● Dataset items
***
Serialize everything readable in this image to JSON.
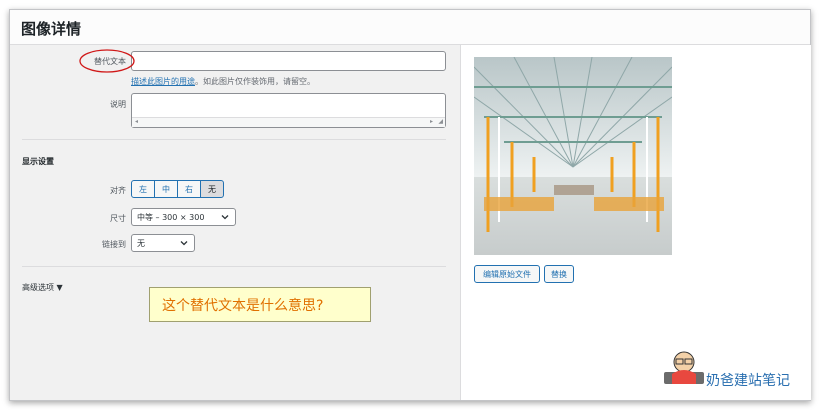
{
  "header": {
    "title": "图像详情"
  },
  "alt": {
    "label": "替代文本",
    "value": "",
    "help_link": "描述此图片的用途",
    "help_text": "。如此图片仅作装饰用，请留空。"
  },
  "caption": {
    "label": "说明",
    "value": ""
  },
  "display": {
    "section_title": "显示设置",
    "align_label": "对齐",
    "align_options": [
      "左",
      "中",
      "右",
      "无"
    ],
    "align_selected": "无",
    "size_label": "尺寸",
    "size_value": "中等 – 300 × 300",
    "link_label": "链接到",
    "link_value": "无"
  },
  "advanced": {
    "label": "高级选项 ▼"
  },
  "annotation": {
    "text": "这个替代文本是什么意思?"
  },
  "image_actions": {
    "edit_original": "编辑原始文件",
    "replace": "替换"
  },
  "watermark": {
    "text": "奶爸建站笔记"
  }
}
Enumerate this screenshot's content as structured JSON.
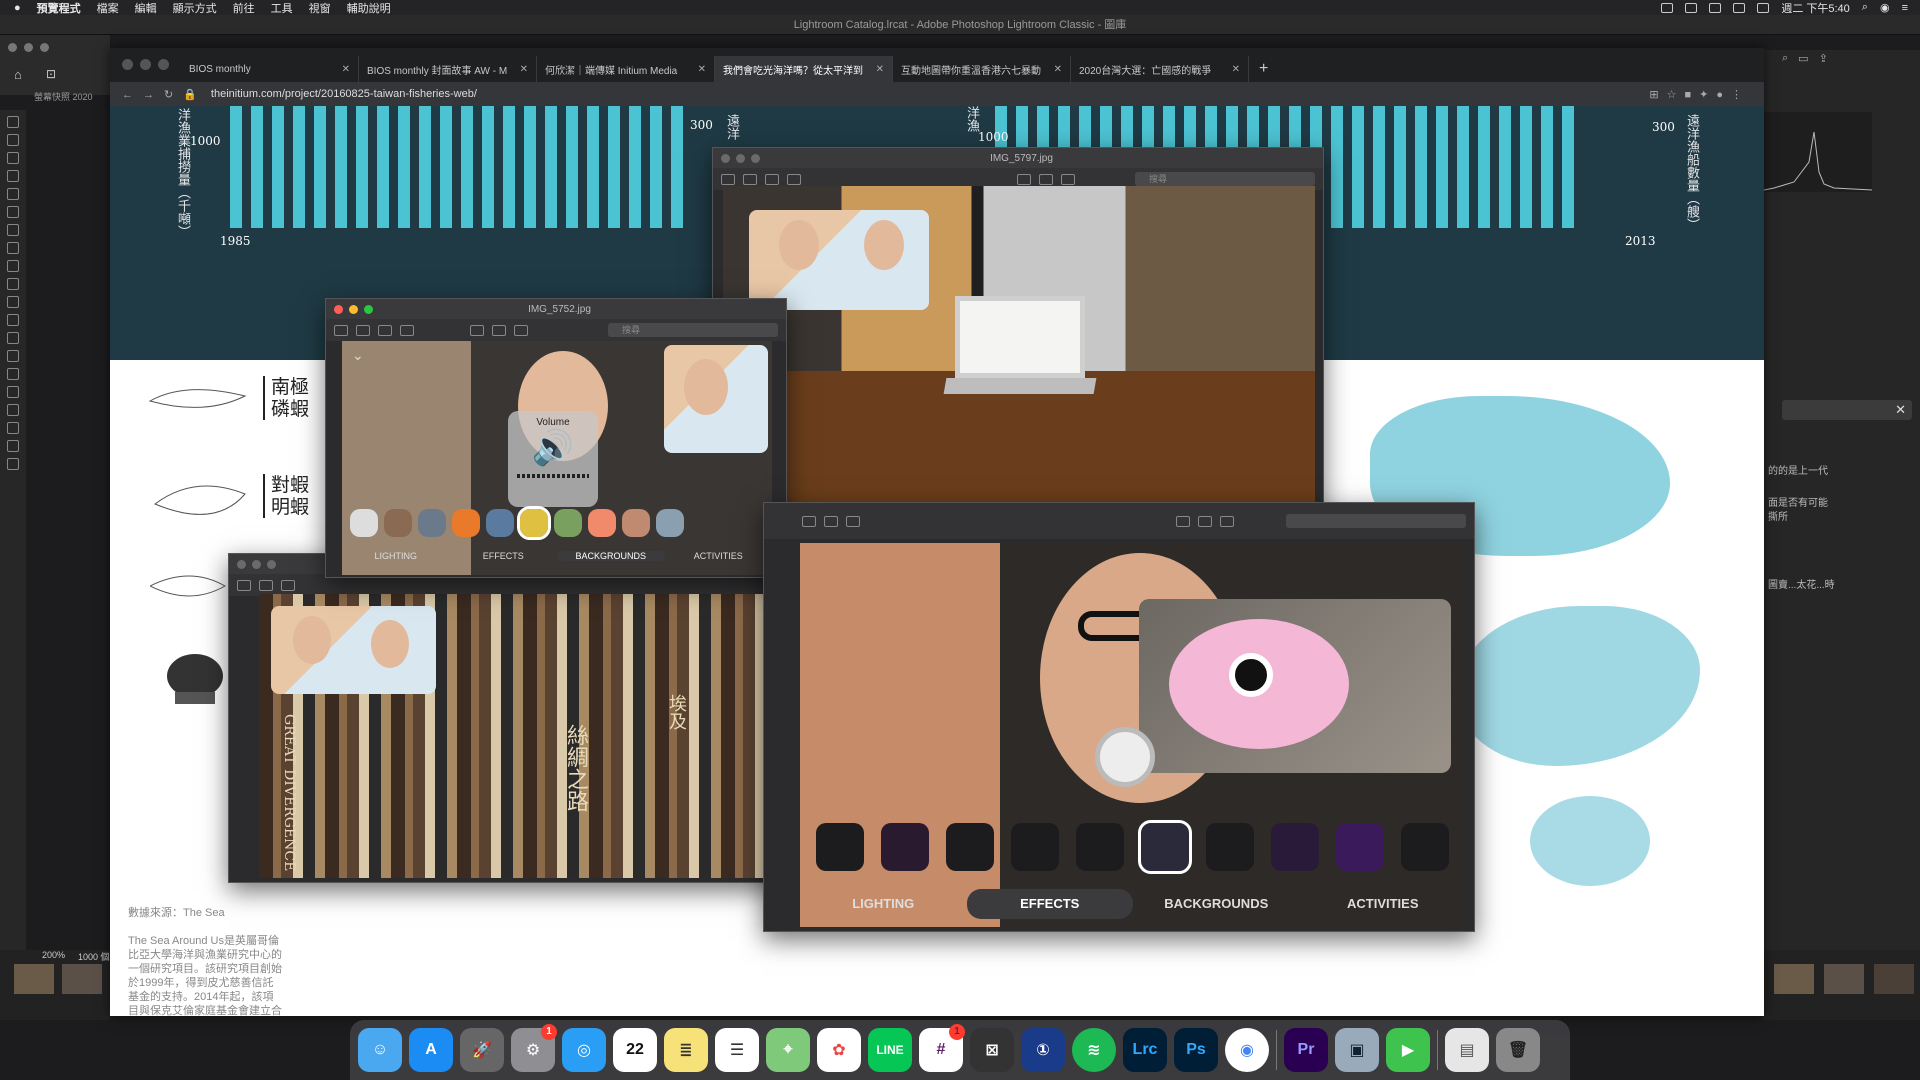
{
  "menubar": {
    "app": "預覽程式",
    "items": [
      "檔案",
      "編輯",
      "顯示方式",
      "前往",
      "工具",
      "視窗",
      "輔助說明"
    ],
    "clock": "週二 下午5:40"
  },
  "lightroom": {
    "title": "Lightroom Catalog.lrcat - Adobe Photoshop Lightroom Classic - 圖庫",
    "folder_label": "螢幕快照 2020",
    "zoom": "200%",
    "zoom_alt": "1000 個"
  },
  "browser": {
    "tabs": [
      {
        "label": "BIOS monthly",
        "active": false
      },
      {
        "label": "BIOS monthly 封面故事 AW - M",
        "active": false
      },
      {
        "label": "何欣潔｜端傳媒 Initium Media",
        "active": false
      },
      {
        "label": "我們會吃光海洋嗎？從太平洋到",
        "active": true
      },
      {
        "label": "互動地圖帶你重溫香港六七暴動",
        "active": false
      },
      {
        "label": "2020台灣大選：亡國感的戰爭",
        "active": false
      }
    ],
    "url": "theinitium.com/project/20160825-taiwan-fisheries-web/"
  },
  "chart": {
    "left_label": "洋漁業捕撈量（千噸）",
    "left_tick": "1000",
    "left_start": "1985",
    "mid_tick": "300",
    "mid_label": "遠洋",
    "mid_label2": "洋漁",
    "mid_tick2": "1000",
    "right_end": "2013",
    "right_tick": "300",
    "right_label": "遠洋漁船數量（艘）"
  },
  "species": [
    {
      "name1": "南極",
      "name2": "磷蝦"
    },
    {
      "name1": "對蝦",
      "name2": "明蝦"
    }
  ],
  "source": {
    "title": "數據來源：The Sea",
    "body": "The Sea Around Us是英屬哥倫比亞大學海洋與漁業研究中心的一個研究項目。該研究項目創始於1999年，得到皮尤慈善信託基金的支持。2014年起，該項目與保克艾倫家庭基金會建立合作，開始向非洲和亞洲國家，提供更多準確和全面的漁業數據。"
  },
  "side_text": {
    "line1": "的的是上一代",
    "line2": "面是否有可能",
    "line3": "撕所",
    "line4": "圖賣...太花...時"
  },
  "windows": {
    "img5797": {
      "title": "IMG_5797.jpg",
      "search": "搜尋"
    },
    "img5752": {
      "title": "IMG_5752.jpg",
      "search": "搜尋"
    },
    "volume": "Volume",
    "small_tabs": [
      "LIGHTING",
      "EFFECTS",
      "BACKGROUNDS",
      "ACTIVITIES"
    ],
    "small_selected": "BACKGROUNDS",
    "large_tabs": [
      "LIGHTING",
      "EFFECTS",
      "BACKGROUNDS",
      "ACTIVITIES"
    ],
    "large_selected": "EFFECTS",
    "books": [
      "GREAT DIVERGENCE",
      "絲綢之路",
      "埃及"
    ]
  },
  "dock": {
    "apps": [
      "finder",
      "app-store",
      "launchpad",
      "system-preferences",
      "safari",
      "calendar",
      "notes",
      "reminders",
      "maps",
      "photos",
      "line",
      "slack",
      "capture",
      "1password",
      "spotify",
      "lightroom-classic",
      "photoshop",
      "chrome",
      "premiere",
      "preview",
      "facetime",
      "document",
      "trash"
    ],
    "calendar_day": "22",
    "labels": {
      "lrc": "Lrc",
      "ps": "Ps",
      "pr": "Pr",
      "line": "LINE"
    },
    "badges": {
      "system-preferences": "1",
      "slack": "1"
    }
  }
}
***
● Objective
Which lines of the data include "BIOS"? Copy each of them.

● Task output
        "label": "BIOS monthly",
        "label": "BIOS monthly 封面故事 AW - M",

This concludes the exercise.